(Extracted data entries)
# # # # #

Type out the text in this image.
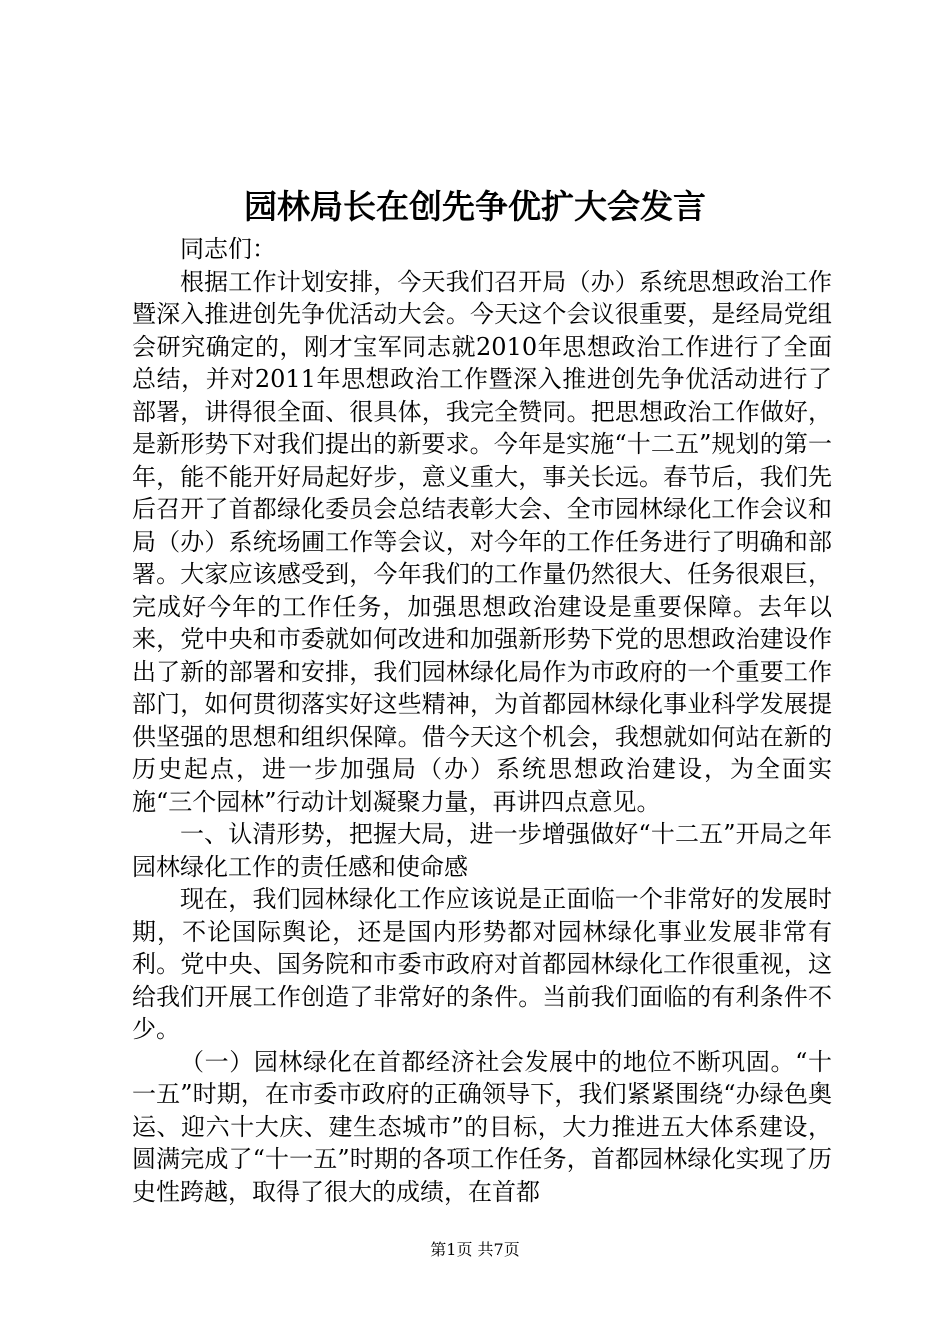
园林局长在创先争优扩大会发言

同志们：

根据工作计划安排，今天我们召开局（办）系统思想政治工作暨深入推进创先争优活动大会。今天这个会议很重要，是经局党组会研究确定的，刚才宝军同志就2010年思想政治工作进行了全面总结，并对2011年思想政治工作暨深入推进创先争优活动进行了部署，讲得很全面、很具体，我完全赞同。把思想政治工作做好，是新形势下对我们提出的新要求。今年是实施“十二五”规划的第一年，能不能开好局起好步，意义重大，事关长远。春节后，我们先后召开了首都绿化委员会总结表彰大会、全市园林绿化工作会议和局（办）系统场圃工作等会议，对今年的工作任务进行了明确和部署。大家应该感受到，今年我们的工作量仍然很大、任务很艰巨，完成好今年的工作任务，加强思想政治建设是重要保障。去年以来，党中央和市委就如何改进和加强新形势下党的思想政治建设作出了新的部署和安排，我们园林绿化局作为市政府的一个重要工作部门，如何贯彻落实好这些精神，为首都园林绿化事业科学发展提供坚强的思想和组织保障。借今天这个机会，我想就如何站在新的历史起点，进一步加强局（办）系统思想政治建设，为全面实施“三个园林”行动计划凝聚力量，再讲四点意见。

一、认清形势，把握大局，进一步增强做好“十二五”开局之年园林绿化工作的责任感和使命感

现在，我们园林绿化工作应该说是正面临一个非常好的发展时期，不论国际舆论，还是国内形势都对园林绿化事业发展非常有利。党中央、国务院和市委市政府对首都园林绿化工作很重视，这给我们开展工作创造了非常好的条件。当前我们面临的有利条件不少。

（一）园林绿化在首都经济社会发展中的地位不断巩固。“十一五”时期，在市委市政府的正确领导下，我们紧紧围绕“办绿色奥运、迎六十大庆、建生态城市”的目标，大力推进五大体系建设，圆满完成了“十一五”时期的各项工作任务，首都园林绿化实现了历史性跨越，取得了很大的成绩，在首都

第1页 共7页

# # # # #

--- Do this ---
Each record above must be returned exactly as written, with its pictures omitted.

--- Completed task ---
Type out the text in this image.
园林局长在创先争优扩大会发言

同志们：

根据工作计划安排，今天我们召开局（办）系统思想政治工作暨深入推进创先争优活动大会。今天这个会议很重要，是经局党组会研究确定的，刚才宝军同志就2010年思想政治工作进行了全面总结，并对2011年思想政治工作暨深入推进创先争优活动进行了部署，讲得很全面、很具体，我完全赞同。把思想政治工作做好，是新形势下对我们提出的新要求。今年是实施“十二五”规划的第一年，能不能开好局起好步，意义重大，事关长远。春节后，我们先后召开了首都绿化委员会总结表彰大会、全市园林绿化工作会议和局（办）系统场圃工作等会议，对今年的工作任务进行了明确和部署。大家应该感受到，今年我们的工作量仍然很大、任务很艰巨，完成好今年的工作任务，加强思想政治建设是重要保障。去年以来，党中央和市委就如何改进和加强新形势下党的思想政治建设作出了新的部署和安排，我们园林绿化局作为市政府的一个重要工作部门，如何贯彻落实好这些精神，为首都园林绿化事业科学发展提供坚强的思想和组织保障。借今天这个机会，我想就如何站在新的历史起点，进一步加强局（办）系统思想政治建设，为全面实施“三个园林”行动计划凝聚力量，再讲四点意见。

一、认清形势，把握大局，进一步增强做好“十二五”开局之年园林绿化工作的责任感和使命感

现在，我们园林绿化工作应该说是正面临一个非常好的发展时期，不论国际舆论，还是国内形势都对园林绿化事业发展非常有利。党中央、国务院和市委市政府对首都园林绿化工作很重视，这给我们开展工作创造了非常好的条件。当前我们面临的有利条件不少。

（一）园林绿化在首都经济社会发展中的地位不断巩固。“十一五”时期，在市委市政府的正确领导下，我们紧紧围绕“办绿色奥运、迎六十大庆、建生态城市”的目标，大力推进五大体系建设，圆满完成了“十一五”时期的各项工作任务，首都园林绿化实现了历史性跨越，取得了很大的成绩，在首都

第1页 共7页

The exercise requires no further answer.